Instruction
Will you quote all of the entries, word for word?

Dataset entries
※ ※ ※

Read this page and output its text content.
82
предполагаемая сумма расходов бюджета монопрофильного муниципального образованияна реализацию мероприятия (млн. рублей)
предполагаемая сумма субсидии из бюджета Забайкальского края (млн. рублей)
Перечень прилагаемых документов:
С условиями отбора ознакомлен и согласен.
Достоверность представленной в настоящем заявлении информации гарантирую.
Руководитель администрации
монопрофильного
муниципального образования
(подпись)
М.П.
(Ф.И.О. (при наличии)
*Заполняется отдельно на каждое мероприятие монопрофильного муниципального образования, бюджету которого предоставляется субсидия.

※ ※ ※

Solution to this problem
Read this page and output its text content.
82
предполагаемая сумма расходов бюджета монопрофильного муниципального образованияна реализацию мероприятия (млн. рублей)
предполагаемая сумма субсидии из бюджета Забайкальского края (млн. рублей)
Перечень прилагаемых документов:
С условиями отбора ознакомлен и согласен.
Достоверность представленной в настоящем заявлении информации гарантирую.
Руководитель администрации
монопрофильного
муниципального образования
(подпись)
М.П.
(Ф.И.О. (при наличии)
*Заполняется отдельно на каждое мероприятие монопрофильного муниципального образования, бюджету которого предоставляется субсидия.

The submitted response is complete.